TASK TO CARRY OUT =>
Identify all lines in the data containing the string "Costos". Copy them out.

DATA FOR THIS EXERCISE =>
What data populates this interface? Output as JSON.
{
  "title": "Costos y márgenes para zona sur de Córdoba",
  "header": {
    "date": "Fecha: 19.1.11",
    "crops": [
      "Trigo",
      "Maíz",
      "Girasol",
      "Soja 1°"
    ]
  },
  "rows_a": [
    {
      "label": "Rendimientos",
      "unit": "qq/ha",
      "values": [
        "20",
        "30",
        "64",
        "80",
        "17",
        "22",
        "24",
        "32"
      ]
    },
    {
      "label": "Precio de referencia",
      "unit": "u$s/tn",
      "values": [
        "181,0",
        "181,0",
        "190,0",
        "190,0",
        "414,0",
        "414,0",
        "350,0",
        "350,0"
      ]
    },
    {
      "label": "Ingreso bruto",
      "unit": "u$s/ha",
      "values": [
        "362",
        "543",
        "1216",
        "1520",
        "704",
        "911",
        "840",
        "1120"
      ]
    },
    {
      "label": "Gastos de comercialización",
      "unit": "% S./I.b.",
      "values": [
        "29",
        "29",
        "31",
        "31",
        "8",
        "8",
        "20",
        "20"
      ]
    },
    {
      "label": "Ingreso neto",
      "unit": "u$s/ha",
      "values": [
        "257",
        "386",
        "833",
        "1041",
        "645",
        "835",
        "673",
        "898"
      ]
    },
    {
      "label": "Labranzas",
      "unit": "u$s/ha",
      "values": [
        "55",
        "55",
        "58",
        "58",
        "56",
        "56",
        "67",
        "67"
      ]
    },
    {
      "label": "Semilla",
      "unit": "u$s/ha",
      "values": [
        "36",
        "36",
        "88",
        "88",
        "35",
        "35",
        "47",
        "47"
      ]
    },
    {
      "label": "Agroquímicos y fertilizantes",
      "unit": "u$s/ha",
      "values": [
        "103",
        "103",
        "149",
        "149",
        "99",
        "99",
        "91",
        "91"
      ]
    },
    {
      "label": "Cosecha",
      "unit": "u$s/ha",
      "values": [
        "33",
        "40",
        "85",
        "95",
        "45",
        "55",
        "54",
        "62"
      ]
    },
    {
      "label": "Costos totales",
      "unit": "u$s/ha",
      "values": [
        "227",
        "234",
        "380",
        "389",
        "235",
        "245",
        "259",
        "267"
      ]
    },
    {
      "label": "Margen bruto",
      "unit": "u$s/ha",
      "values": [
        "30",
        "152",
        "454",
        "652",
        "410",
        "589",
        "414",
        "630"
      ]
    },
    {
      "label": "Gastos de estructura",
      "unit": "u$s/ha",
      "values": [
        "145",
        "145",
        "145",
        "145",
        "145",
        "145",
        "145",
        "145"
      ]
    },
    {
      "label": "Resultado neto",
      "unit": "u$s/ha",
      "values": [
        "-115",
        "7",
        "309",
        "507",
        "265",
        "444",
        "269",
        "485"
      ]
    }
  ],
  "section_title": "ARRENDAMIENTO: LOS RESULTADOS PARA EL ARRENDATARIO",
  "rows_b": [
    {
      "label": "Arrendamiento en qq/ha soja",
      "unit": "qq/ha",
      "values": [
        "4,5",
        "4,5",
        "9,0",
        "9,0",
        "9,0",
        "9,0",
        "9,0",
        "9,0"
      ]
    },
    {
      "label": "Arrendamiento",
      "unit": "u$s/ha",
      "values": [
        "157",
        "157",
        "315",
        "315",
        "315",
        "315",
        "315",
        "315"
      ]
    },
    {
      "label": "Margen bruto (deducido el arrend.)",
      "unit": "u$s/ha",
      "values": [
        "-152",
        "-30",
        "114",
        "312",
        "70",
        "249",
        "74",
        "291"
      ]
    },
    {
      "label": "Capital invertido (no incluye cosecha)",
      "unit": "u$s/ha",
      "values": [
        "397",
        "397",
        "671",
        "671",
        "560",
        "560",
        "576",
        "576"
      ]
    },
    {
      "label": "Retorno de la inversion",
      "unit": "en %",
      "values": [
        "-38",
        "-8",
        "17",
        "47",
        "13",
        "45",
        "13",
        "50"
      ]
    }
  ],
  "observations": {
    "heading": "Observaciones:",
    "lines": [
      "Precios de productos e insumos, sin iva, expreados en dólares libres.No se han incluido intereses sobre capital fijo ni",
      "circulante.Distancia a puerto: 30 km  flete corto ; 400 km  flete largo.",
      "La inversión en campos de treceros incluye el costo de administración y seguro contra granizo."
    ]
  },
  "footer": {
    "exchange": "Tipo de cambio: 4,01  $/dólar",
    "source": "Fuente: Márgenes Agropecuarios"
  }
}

RESPONSE TO THE EXERCISE =>
  "title": "Costos y márgenes para zona sur de Córdoba",
      "label": "Costos totales",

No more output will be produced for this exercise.